- **Task statement**
Write out the material exactly, with the pictures left out.

- **The input**

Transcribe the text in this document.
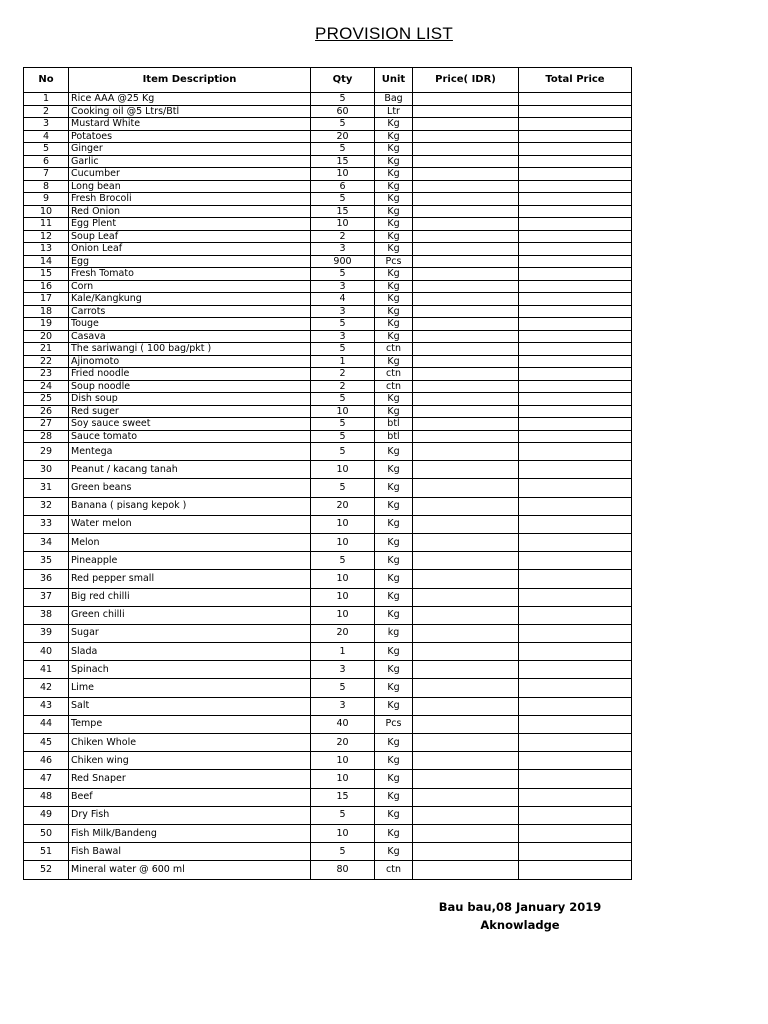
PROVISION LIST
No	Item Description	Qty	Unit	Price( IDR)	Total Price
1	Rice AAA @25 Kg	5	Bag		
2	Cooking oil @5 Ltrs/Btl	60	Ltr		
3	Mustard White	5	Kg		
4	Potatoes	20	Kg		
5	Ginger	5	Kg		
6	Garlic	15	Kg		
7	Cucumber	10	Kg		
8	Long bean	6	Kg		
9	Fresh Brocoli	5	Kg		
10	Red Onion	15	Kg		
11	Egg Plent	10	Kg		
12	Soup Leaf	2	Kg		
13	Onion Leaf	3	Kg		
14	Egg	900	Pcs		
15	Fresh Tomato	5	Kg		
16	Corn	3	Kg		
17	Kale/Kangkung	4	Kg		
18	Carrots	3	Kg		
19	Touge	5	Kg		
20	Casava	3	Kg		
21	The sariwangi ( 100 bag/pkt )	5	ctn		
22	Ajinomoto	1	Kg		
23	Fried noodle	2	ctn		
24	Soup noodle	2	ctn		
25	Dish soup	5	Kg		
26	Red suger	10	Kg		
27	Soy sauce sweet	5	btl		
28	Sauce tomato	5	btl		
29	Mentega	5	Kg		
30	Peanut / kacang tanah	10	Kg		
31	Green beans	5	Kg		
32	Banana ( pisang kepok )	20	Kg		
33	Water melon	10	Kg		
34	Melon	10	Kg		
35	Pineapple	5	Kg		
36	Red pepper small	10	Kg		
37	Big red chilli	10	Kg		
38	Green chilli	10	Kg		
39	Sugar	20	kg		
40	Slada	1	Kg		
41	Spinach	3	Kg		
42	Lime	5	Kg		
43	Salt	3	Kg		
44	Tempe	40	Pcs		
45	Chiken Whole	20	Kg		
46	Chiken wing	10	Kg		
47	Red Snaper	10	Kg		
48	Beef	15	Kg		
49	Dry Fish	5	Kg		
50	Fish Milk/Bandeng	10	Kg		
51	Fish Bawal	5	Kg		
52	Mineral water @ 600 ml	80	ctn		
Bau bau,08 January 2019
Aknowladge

- **Right answer**
Transcribe the text in this document.
PROVISION LIST
No	Item Description	Qty	Unit	Price( IDR)	Total Price
1	Rice AAA @25 Kg	5	Bag		
2	Cooking oil @5 Ltrs/Btl	60	Ltr		
3	Mustard White	5	Kg		
4	Potatoes	20	Kg		
5	Ginger	5	Kg		
6	Garlic	15	Kg		
7	Cucumber	10	Kg		
8	Long bean	6	Kg		
9	Fresh Brocoli	5	Kg		
10	Red Onion	15	Kg		
11	Egg Plent	10	Kg		
12	Soup Leaf	2	Kg		
13	Onion Leaf	3	Kg		
14	Egg	900	Pcs		
15	Fresh Tomato	5	Kg		
16	Corn	3	Kg		
17	Kale/Kangkung	4	Kg		
18	Carrots	3	Kg		
19	Touge	5	Kg		
20	Casava	3	Kg		
21	The sariwangi ( 100 bag/pkt )	5	ctn		
22	Ajinomoto	1	Kg		
23	Fried noodle	2	ctn		
24	Soup noodle	2	ctn		
25	Dish soup	5	Kg		
26	Red suger	10	Kg		
27	Soy sauce sweet	5	btl		
28	Sauce tomato	5	btl		
29	Mentega	5	Kg		
30	Peanut / kacang tanah	10	Kg		
31	Green beans	5	Kg		
32	Banana ( pisang kepok )	20	Kg		
33	Water melon	10	Kg		
34	Melon	10	Kg		
35	Pineapple	5	Kg		
36	Red pepper small	10	Kg		
37	Big red chilli	10	Kg		
38	Green chilli	10	Kg		
39	Sugar	20	kg		
40	Slada	1	Kg		
41	Spinach	3	Kg		
42	Lime	5	Kg		
43	Salt	3	Kg		
44	Tempe	40	Pcs		
45	Chiken Whole	20	Kg		
46	Chiken wing	10	Kg		
47	Red Snaper	10	Kg		
48	Beef	15	Kg		
49	Dry Fish	5	Kg		
50	Fish Milk/Bandeng	10	Kg		
51	Fish Bawal	5	Kg		
52	Mineral water @ 600 ml	80	ctn		
Bau bau,08 January 2019
Aknowladge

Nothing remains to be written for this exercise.